▶ _GIVEN TASK_
Reproduce the following material exactly, including every line.

— START INFORMATION PROVIDED —

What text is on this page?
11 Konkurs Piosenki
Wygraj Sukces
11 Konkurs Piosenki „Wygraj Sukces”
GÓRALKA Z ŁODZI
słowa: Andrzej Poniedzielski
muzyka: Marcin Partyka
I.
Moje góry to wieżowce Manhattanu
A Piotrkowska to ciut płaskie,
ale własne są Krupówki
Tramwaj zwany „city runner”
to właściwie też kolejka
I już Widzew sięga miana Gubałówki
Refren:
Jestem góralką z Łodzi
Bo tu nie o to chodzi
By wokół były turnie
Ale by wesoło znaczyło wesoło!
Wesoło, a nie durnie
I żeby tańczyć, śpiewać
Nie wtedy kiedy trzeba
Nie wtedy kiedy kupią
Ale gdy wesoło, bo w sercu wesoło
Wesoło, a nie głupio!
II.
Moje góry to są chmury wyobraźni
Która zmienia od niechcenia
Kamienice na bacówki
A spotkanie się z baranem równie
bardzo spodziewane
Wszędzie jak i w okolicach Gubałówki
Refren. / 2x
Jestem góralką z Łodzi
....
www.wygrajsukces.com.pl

— END INFORMATION PROVIDED —

▶ _THE REPLY_
What text is on this page?
11 Konkurs Piosenki
Wygraj Sukces
11 Konkurs Piosenki „Wygraj Sukces”
GÓRALKA Z ŁODZI
słowa: Andrzej Poniedzielski
muzyka: Marcin Partyka
I.
Moje góry to wieżowce Manhattanu
A Piotrkowska to ciut płaskie,
ale własne są Krupówki
Tramwaj zwany „city runner”
to właściwie też kolejka
I już Widzew sięga miana Gubałówki
Refren:
Jestem góralką z Łodzi
Bo tu nie o to chodzi
By wokół były turnie
Ale by wesoło znaczyło wesoło!
Wesoło, a nie durnie
I żeby tańczyć, śpiewać
Nie wtedy kiedy trzeba
Nie wtedy kiedy kupią
Ale gdy wesoło, bo w sercu wesoło
Wesoło, a nie głupio!
II.
Moje góry to są chmury wyobraźni
Która zmienia od niechcenia
Kamienice na bacówki
A spotkanie się z baranem równie
bardzo spodziewane
Wszędzie jak i w okolicach Gubałówki
Refren. / 2x
Jestem góralką z Łodzi
....
www.wygrajsukces.com.pl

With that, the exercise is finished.